+++ INPUT RECORDS

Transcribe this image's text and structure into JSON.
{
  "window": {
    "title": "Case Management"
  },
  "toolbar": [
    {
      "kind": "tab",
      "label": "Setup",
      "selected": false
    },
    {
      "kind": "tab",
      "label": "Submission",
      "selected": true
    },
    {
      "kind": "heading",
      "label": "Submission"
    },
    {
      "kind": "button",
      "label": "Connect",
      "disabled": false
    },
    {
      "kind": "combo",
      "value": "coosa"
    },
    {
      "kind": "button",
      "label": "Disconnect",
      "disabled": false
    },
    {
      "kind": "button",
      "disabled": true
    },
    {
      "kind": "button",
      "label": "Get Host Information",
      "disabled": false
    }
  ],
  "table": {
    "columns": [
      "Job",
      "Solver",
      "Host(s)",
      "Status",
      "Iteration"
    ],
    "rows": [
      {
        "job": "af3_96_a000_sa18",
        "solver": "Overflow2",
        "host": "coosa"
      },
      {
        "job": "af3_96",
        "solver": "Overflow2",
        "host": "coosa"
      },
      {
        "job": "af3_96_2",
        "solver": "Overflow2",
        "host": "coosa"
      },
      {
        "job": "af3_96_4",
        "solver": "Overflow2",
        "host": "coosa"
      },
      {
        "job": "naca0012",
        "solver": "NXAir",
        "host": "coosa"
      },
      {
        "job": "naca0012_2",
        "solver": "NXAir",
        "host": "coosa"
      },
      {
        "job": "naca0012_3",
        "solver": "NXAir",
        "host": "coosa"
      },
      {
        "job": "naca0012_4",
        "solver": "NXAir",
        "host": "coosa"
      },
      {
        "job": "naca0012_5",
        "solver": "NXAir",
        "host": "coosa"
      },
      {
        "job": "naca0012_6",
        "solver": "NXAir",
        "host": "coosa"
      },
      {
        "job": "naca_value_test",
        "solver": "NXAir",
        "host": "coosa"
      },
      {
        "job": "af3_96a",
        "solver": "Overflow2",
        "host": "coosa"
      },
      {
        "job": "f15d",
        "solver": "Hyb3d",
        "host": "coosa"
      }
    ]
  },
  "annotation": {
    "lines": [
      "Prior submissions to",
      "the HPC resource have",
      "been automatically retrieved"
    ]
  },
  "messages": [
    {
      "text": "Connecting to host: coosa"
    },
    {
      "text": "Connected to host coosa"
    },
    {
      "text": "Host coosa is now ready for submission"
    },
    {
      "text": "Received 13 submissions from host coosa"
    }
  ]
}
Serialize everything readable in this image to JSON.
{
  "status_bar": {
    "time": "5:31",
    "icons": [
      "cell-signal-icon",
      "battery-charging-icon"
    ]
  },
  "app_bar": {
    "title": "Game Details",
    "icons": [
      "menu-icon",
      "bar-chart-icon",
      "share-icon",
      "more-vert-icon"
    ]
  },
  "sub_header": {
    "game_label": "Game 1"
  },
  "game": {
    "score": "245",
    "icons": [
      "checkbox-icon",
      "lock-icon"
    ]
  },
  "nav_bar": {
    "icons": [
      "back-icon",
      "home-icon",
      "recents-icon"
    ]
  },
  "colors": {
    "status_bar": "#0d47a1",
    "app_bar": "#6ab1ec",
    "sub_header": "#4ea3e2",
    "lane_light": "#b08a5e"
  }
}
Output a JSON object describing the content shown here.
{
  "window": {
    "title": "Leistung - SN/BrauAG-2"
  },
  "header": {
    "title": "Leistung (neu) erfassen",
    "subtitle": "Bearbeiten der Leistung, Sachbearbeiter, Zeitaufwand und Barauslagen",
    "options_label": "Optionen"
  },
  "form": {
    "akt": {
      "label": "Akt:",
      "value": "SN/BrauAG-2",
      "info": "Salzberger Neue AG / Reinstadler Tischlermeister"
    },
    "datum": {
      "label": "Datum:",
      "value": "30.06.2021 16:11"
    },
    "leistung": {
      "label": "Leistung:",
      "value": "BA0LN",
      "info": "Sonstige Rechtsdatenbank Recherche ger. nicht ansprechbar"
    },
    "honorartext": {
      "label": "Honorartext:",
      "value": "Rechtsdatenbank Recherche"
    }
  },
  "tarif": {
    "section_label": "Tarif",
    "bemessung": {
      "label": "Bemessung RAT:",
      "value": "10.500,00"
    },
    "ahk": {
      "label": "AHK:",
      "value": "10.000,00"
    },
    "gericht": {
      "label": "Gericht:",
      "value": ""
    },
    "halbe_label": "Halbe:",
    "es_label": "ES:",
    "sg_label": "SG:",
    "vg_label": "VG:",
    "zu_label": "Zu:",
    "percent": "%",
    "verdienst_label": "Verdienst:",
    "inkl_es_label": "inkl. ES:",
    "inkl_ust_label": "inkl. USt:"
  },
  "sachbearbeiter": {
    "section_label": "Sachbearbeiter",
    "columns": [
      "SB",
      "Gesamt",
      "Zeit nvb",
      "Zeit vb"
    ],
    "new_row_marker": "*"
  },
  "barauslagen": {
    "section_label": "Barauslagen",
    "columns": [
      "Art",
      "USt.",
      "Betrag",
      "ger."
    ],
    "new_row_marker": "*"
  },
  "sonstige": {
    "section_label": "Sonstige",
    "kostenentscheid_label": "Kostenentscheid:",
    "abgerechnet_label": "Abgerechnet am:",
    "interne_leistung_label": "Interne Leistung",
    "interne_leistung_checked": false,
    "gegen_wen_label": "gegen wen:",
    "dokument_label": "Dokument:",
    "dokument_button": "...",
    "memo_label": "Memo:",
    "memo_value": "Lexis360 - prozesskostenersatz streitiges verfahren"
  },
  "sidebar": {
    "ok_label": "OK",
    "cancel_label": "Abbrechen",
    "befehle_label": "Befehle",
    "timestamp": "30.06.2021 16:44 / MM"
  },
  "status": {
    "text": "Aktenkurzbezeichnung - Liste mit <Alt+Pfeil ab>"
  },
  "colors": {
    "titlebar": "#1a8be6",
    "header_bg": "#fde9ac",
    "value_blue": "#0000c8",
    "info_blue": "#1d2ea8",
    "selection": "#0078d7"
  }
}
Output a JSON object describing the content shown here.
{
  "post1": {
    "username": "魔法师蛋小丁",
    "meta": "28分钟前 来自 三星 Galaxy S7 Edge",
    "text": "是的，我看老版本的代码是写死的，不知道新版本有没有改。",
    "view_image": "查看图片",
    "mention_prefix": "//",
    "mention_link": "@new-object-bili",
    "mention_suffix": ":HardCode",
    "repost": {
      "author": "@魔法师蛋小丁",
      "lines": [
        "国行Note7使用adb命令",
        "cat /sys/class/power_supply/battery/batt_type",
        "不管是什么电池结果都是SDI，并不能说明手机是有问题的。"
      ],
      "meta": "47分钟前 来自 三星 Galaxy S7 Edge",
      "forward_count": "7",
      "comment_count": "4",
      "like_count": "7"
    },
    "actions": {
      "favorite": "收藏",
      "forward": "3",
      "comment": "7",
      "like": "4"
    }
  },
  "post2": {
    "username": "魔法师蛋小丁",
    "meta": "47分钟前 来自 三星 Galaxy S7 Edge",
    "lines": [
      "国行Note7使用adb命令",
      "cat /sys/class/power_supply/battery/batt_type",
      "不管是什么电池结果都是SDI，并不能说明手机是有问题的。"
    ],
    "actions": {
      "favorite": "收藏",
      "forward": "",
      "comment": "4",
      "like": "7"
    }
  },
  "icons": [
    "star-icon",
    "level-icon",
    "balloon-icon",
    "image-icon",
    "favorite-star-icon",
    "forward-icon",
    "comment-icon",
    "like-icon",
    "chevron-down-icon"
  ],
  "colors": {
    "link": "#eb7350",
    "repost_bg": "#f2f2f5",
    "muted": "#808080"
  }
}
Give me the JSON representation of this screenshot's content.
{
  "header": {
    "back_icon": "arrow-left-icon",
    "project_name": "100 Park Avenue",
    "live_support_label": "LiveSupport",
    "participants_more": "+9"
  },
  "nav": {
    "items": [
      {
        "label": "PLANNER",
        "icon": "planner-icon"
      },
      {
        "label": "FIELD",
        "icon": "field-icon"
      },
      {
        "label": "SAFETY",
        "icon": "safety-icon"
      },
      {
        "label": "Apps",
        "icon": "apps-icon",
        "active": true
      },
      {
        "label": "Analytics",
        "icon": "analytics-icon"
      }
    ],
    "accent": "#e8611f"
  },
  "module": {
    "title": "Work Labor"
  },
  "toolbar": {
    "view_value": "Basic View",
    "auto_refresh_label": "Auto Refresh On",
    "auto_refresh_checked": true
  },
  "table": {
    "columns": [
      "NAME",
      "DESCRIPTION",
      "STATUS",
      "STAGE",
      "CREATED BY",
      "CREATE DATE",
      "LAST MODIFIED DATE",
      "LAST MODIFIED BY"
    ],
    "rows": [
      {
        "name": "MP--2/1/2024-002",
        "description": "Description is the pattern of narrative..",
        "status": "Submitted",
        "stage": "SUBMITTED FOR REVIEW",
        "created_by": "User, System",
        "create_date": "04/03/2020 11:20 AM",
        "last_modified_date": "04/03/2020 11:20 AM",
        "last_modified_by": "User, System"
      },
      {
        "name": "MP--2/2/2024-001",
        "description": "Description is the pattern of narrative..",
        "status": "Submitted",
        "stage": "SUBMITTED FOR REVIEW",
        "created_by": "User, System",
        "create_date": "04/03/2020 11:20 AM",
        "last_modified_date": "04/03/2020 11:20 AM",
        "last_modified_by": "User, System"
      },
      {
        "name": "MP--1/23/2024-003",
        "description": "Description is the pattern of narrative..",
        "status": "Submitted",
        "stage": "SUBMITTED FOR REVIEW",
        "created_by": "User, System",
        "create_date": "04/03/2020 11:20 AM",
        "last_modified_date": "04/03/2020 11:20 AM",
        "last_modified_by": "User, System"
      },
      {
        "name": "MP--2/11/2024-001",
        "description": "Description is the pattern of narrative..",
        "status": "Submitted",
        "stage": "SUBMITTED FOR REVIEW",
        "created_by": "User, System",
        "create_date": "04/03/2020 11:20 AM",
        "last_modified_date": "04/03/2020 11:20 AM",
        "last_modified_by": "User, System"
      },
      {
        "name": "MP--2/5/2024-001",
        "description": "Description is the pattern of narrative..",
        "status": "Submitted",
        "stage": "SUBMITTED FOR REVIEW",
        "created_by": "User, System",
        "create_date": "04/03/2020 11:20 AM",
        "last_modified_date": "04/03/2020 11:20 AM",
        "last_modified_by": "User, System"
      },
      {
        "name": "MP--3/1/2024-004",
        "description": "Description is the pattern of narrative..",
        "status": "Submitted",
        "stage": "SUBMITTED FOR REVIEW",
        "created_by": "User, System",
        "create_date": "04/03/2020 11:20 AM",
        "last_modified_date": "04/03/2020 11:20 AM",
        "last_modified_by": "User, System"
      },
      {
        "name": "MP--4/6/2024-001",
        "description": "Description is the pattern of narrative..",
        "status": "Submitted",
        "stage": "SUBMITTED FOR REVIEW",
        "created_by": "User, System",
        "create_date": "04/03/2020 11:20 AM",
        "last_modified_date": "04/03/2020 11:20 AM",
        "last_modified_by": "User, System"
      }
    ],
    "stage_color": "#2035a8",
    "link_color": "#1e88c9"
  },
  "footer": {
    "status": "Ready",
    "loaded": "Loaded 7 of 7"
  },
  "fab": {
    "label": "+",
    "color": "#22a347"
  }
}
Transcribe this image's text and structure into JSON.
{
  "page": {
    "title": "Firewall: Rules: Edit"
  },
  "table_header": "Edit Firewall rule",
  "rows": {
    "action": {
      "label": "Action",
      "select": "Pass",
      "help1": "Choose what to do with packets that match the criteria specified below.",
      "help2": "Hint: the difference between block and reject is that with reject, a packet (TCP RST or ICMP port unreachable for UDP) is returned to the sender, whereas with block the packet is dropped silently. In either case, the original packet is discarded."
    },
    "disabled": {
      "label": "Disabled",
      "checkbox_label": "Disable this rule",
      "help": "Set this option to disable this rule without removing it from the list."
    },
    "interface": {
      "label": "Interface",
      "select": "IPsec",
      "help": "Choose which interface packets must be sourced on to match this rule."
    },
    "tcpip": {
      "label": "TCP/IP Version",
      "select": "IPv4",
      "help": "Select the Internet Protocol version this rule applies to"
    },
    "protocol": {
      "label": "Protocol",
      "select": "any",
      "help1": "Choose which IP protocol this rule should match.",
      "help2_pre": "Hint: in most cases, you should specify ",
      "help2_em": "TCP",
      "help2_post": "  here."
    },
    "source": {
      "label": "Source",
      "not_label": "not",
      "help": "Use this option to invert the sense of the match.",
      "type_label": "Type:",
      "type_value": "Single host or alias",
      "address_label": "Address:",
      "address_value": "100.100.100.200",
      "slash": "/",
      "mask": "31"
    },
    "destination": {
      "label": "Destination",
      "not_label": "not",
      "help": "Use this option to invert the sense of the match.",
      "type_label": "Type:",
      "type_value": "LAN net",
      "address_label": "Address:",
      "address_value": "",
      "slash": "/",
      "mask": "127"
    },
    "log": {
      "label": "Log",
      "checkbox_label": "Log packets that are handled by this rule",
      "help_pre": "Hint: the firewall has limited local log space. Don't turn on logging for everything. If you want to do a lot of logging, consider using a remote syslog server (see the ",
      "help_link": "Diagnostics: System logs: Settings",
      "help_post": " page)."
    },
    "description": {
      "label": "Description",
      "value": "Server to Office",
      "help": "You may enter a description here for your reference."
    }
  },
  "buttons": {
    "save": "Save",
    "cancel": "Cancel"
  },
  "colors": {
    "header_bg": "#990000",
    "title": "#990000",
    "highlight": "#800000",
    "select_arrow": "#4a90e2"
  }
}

++++++

THE EXERCISE
Check all the records above and select each line where the string "match" is found.

COMPLETE ANSWER
      "help1": "Choose what to do with packets that match the criteria specified below.",
      "help": "Choose which interface packets must be sourced on to match this rule."
      "help1": "Choose which IP protocol this rule should match.",
      "help": "Use this option to invert the sense of the match.",
      "help": "Use this option to invert the sense of the match.",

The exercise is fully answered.